══ Available data ══

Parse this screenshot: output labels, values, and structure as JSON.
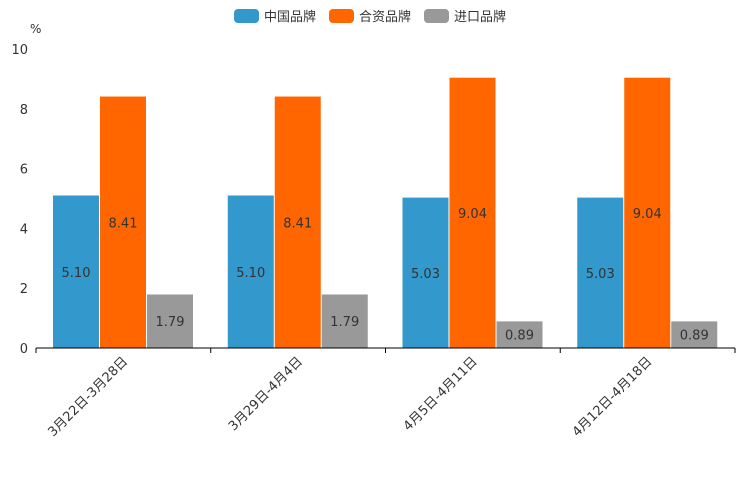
{
  "chart_data": {
    "type": "bar",
    "unit": "%",
    "categories": [
      "3月22日-3月28日",
      "3月29日-4月4日",
      "4月5日-4月11日",
      "4月12日-4月18日"
    ],
    "series": [
      {
        "name": "中国品牌",
        "color": "#3399CC",
        "values": [
          5.1,
          5.1,
          5.03,
          5.03
        ],
        "labels": [
          "5.10",
          "5.10",
          "5.03",
          "5.03"
        ]
      },
      {
        "name": "合资品牌",
        "color": "#FF6600",
        "values": [
          8.41,
          8.41,
          9.04,
          9.04
        ],
        "labels": [
          "8.41",
          "8.41",
          "9.04",
          "9.04"
        ]
      },
      {
        "name": "进口品牌",
        "color": "#999999",
        "values": [
          1.79,
          1.79,
          0.89,
          0.89
        ],
        "labels": [
          "1.79",
          "1.79",
          "0.89",
          "0.89"
        ]
      }
    ],
    "ylim": [
      0,
      10
    ],
    "yticks": [
      "0",
      "2",
      "4",
      "6",
      "8",
      "10"
    ],
    "legend_position": "top-center",
    "grid": false
  }
}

═══

# [What this task involves]
Give back each entry exactly as it appears, with no pictures.

# [Exercise response]
Parse this screenshot: output labels, values, and structure as JSON.
{
  "chart_data": {
    "type": "bar",
    "unit": "%",
    "categories": [
      "3月22日-3月28日",
      "3月29日-4月4日",
      "4月5日-4月11日",
      "4月12日-4月18日"
    ],
    "series": [
      {
        "name": "中国品牌",
        "color": "#3399CC",
        "values": [
          5.1,
          5.1,
          5.03,
          5.03
        ],
        "labels": [
          "5.10",
          "5.10",
          "5.03",
          "5.03"
        ]
      },
      {
        "name": "合资品牌",
        "color": "#FF6600",
        "values": [
          8.41,
          8.41,
          9.04,
          9.04
        ],
        "labels": [
          "8.41",
          "8.41",
          "9.04",
          "9.04"
        ]
      },
      {
        "name": "进口品牌",
        "color": "#999999",
        "values": [
          1.79,
          1.79,
          0.89,
          0.89
        ],
        "labels": [
          "1.79",
          "1.79",
          "0.89",
          "0.89"
        ]
      }
    ],
    "ylim": [
      0,
      10
    ],
    "yticks": [
      "0",
      "2",
      "4",
      "6",
      "8",
      "10"
    ],
    "legend_position": "top-center",
    "grid": false
  }
}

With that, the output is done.